### Provided data ###

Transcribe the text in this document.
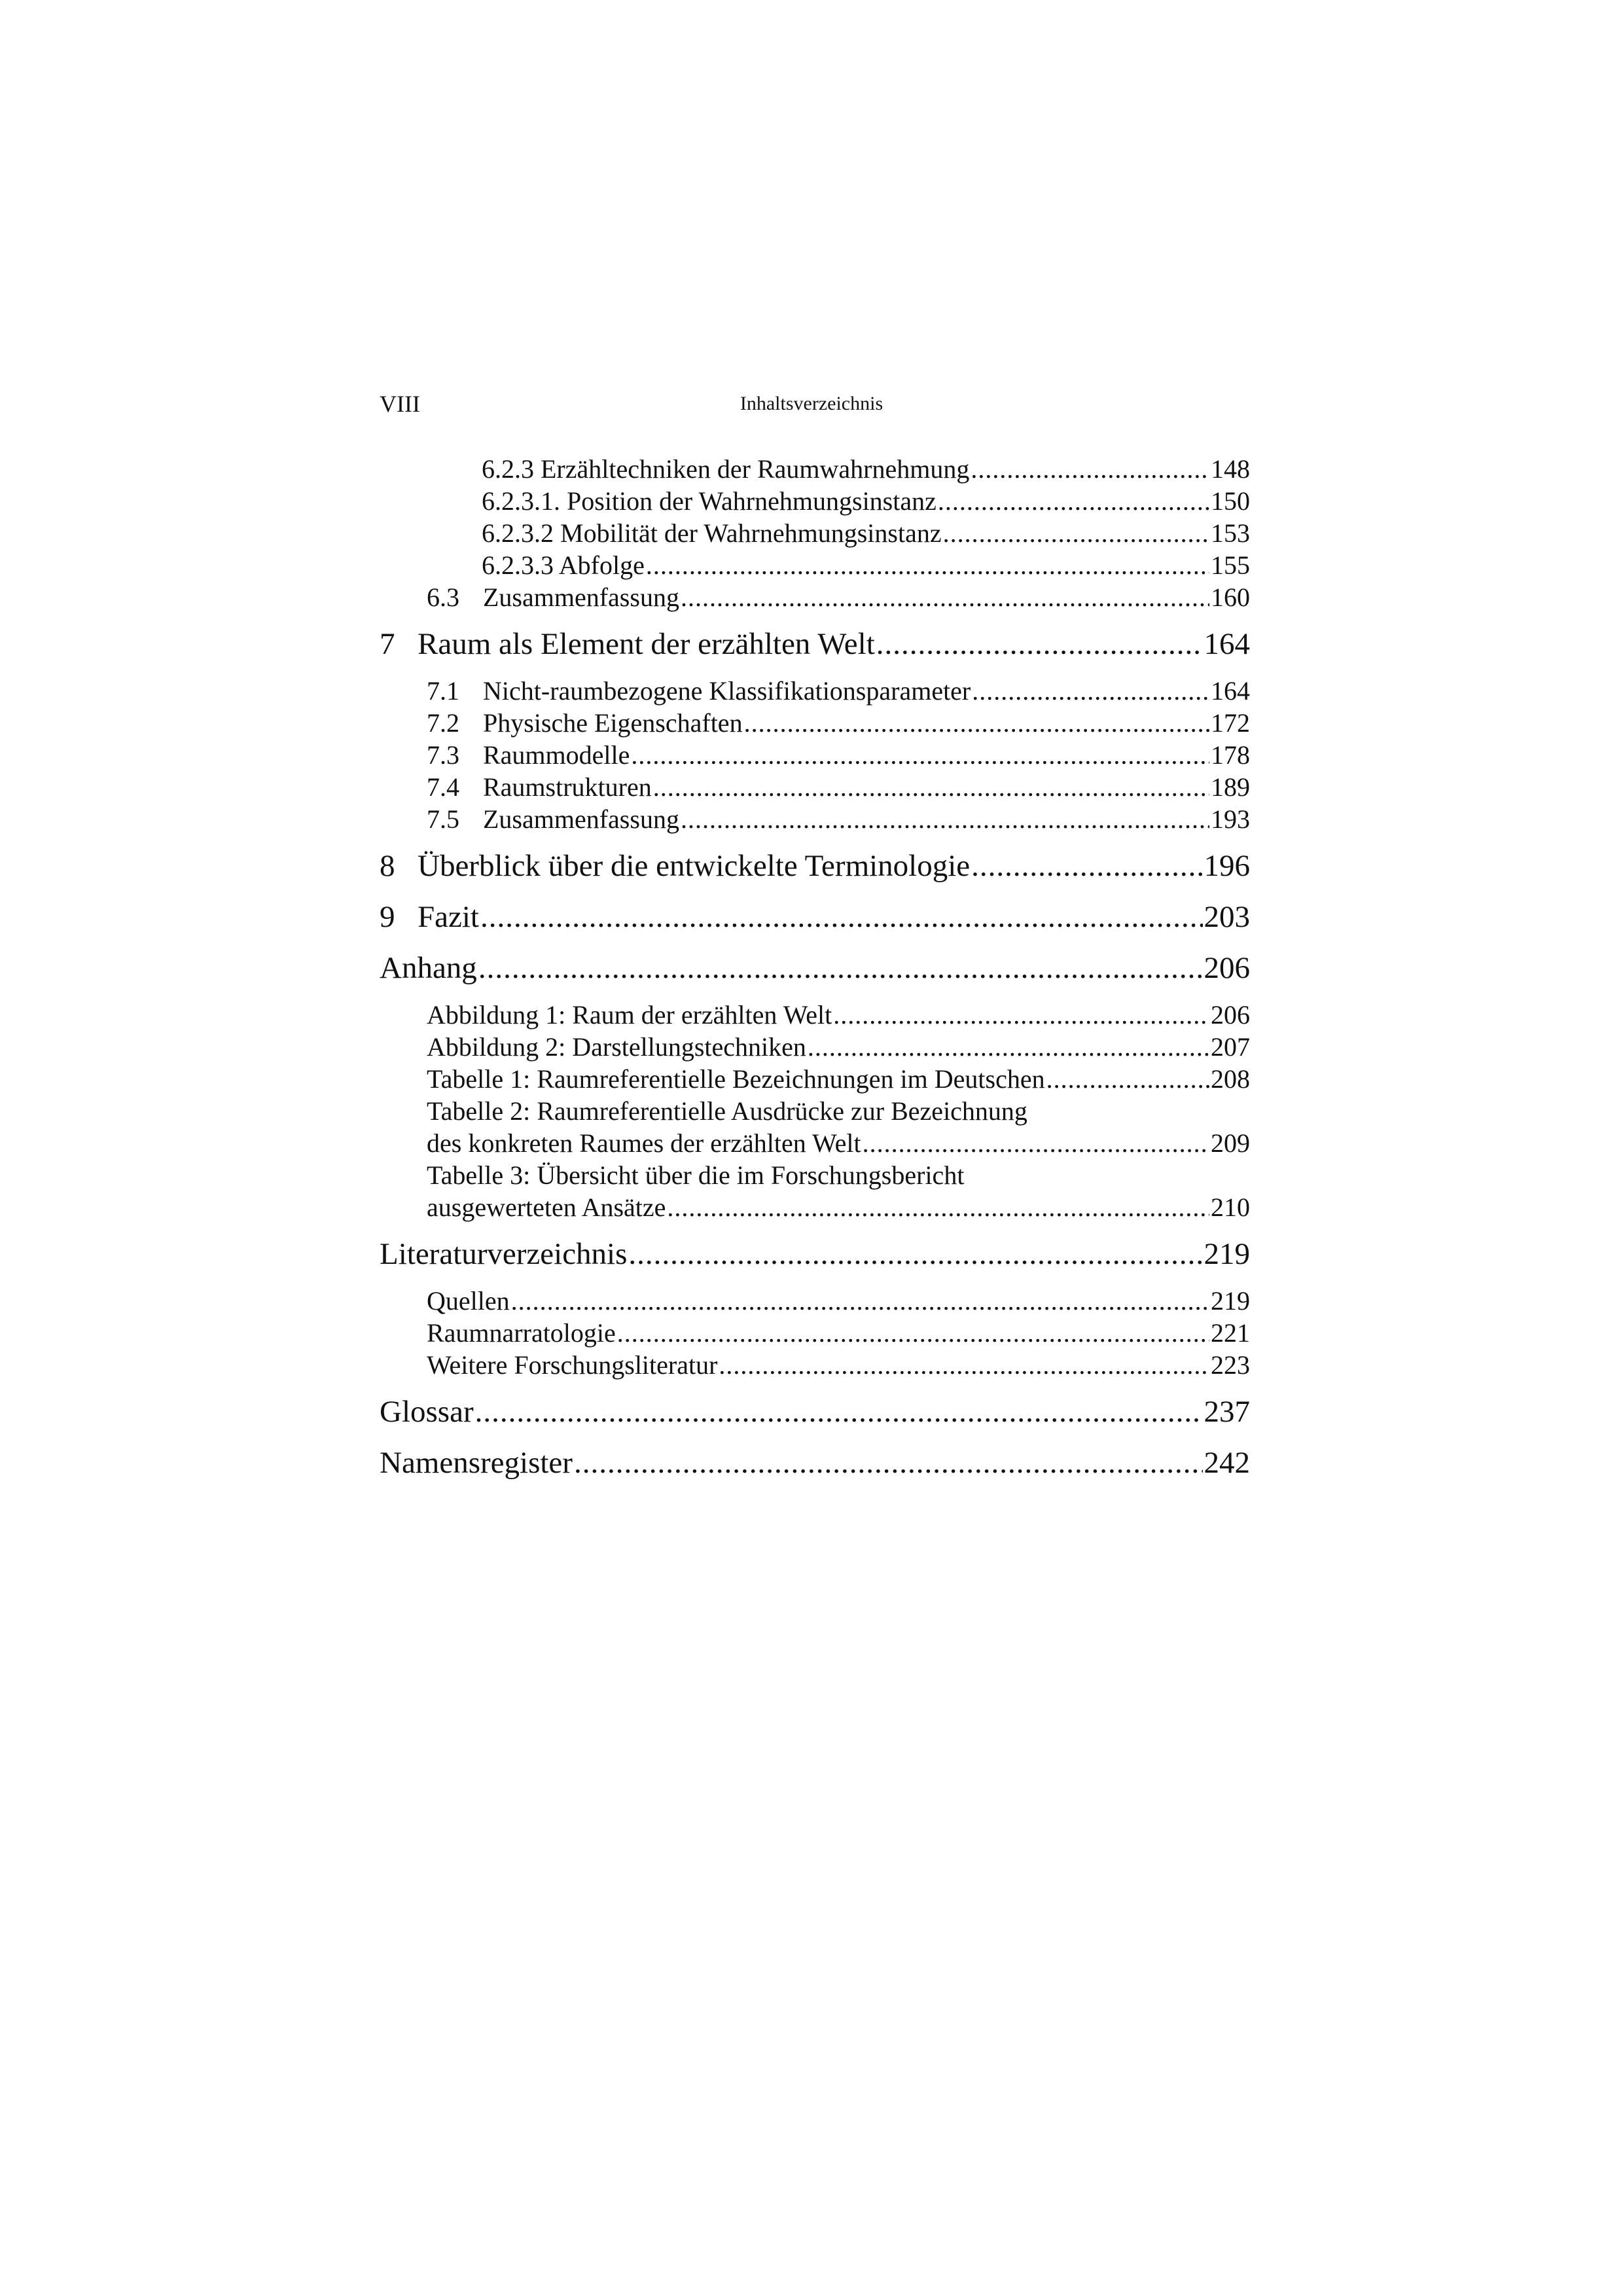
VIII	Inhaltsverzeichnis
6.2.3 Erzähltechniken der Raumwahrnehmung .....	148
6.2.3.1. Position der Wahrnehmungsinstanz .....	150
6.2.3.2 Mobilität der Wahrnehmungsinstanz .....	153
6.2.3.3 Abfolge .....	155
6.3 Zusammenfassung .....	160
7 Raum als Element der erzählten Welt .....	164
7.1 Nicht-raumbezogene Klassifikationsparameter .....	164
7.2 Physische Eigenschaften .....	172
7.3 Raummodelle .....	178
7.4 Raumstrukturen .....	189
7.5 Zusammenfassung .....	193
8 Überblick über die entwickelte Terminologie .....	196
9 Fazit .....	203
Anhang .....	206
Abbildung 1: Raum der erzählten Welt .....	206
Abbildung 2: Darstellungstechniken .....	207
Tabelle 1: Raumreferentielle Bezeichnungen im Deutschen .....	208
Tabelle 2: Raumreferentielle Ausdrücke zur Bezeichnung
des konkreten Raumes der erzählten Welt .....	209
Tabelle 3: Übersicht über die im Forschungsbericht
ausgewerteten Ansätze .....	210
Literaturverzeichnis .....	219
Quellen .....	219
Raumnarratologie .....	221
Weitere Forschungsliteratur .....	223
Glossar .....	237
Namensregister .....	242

###

• Task brief: From the entries above, output every line exactly and omit any image.

• Answer for the task:
Transcribe the text in this document.
VIII	Inhaltsverzeichnis
6.2.3 Erzähltechniken der Raumwahrnehmung .....	148
6.2.3.1. Position der Wahrnehmungsinstanz .....	150
6.2.3.2 Mobilität der Wahrnehmungsinstanz .....	153
6.2.3.3 Abfolge .....	155
6.3 Zusammenfassung .....	160
7 Raum als Element der erzählten Welt .....	164
7.1 Nicht-raumbezogene Klassifikationsparameter .....	164
7.2 Physische Eigenschaften .....	172
7.3 Raummodelle .....	178
7.4 Raumstrukturen .....	189
7.5 Zusammenfassung .....	193
8 Überblick über die entwickelte Terminologie .....	196
9 Fazit .....	203
Anhang .....	206
Abbildung 1: Raum der erzählten Welt .....	206
Abbildung 2: Darstellungstechniken .....	207
Tabelle 1: Raumreferentielle Bezeichnungen im Deutschen .....	208
Tabelle 2: Raumreferentielle Ausdrücke zur Bezeichnung
des konkreten Raumes der erzählten Welt .....	209
Tabelle 3: Übersicht über die im Forschungsbericht
ausgewerteten Ansätze .....	210
Literaturverzeichnis .....	219
Quellen .....	219
Raumnarratologie .....	221
Weitere Forschungsliteratur .....	223
Glossar .....	237
Namensregister .....	242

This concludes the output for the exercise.